*PROVIDED TEXT*.
Adjournment application

Defendant’s submissions

  1. Counsel appearing for the defendant, who was not the Counsel who prepared a written Outline of Submissions for the defendant,[50] focused his attention on the application for a stay of execution of any judgment granted.  Nevertheless, he relied on the application for an adjournment, set out at some length in the written Outline of Submissions, as well.

    [50]Outline of Submissions on behalf of the defendant dated 8 May 2018.

  1. On 30 April 2018, the defendant’s solicitor by letter to the plaintiff’s solicitor requested the plaintiff’s consent to adjourn the summary judgment summons pending the plaintiff’s review and determination of the applications.[51]  The defendant contended that such a course was consistent with the overarching obligations contained in the CPA and with the Commonwealth’s obligation to act as a model litigant in that:[52]

    [51]There was no evidence of this, but it was not contested by the plaintiff.

    [52]Defendant’s Submissions dated 8 May 2018, [3].

(a) the adjournment would allow the plaintiff to receive and consider the objections thereby facilitating the resolution of the dispute pursuant to s 19 of the CPA;

(b) the suggested course was tantamount to the parties cooperating with a view to narrowing the issues in dispute pursuant to sections 22 and 23 of the CPA; and

(c)    the obligation to act as a model litigant requires the plaintiff to act consistently in the handling of litigation and to endeavour to limit the scope of legal proceedings wherever possible.

  1. The plaintiff responded by letter dated 2 May 2018 that it did not consent to adjourn the summons.[53]

    [53]Defendant’s Submissions dated 8 May 2018, [4]. This was not contested by the plaintiff.

  1. The defendant submitted that in determining whether to adjourn any proceeding, the Court can have regard to a number of factors including the overarching obligations in the CPA, the reason for the application, the prejudice to the defendant if an adjournment were not granted, the prejudice to the plaintiff if an adjournment were granted and any relevant public interest considerations.  

  1. The defendant then submitted that:

(a)   Adjourning the summons is consistent with the parties’ complying with their overarching obligations and with the plaintiff’s obligation to act as a model litigant.

*Collected data*.
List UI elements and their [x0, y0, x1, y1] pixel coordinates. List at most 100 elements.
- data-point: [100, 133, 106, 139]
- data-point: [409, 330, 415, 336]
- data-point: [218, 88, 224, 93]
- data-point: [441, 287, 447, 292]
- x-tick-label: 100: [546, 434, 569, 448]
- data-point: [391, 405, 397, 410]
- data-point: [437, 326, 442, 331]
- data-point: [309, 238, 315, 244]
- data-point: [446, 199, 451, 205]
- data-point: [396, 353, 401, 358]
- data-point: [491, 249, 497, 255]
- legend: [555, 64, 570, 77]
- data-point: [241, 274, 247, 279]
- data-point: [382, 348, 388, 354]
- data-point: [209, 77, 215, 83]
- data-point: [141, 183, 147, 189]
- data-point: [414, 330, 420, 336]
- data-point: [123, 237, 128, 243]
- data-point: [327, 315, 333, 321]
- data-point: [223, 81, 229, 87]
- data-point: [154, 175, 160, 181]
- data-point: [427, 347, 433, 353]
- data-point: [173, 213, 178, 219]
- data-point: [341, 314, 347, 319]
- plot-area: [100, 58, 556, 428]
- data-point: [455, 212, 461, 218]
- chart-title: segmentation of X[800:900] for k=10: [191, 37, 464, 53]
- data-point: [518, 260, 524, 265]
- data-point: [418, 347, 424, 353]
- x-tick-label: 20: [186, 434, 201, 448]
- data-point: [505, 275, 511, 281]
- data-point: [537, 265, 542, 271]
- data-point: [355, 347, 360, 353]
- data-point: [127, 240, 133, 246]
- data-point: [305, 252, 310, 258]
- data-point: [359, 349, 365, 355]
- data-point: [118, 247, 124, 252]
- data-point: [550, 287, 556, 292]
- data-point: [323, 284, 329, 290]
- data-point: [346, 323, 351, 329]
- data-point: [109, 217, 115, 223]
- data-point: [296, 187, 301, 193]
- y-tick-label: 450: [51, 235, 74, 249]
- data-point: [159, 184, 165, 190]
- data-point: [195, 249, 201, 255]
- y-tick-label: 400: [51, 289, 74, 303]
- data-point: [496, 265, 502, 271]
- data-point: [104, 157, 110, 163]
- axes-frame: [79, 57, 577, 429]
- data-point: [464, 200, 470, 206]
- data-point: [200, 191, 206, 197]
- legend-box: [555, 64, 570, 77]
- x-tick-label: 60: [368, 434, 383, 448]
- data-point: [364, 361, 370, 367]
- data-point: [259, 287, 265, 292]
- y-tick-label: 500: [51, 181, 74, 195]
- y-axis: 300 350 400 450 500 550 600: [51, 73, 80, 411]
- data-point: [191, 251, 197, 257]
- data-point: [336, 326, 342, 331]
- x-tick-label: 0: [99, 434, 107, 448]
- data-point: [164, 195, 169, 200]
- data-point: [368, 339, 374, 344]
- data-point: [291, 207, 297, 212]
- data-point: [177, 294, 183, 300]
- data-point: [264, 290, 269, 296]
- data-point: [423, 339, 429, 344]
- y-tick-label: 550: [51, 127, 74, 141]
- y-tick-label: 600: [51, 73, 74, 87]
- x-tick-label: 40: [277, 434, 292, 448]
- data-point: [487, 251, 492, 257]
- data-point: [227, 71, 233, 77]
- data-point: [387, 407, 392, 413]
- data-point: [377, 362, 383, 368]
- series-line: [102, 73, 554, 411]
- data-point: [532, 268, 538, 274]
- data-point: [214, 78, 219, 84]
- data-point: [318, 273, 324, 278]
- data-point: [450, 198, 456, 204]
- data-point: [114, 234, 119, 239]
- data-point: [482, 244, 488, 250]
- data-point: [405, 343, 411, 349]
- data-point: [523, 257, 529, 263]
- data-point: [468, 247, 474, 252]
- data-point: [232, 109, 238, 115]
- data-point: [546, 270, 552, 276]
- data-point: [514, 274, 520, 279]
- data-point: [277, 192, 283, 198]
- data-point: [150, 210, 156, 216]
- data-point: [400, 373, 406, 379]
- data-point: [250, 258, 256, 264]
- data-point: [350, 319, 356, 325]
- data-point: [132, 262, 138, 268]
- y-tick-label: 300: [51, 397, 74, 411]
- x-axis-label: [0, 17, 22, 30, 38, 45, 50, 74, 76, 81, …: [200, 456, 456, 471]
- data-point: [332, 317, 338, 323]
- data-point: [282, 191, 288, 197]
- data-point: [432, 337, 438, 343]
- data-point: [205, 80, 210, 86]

*WORK INSTRUCTIONS*.
**1.** Reproduce the adjournment text verbatim from "1. Counsel appearing" up to and including "Submissions, as well.".
**2.** In the adjournment text, why did the defendant contend that adjourning the summary judgment summons fit the overarching obligations in the CPA and the Commonwealth's duty as a model litigant? Answer in one to three sentences.

*TASK RESULTS*.
**1.**
1. Counsel appearing for the defendant, who was not the Counsel who prepared a written Outline of Submissions for the defendant,[50] focused his attention on the application for a stay of execution of any judgment granted.  Nevertheless, he relied on the application for an adjournment, set out at some length in the written Outline of Submissions, as well.

**2.** The adjournment would let the plaintiff receive and consider the objections, which would help resolve the dispute under s 19 of the CPA. It would also amount to the parties cooperating to narrow the issues in dispute under sections 22 and 23. The model litigant obligation requires the plaintiff to act consistently in handling litigation and to try to limit the scope of legal proceedings wherever possible.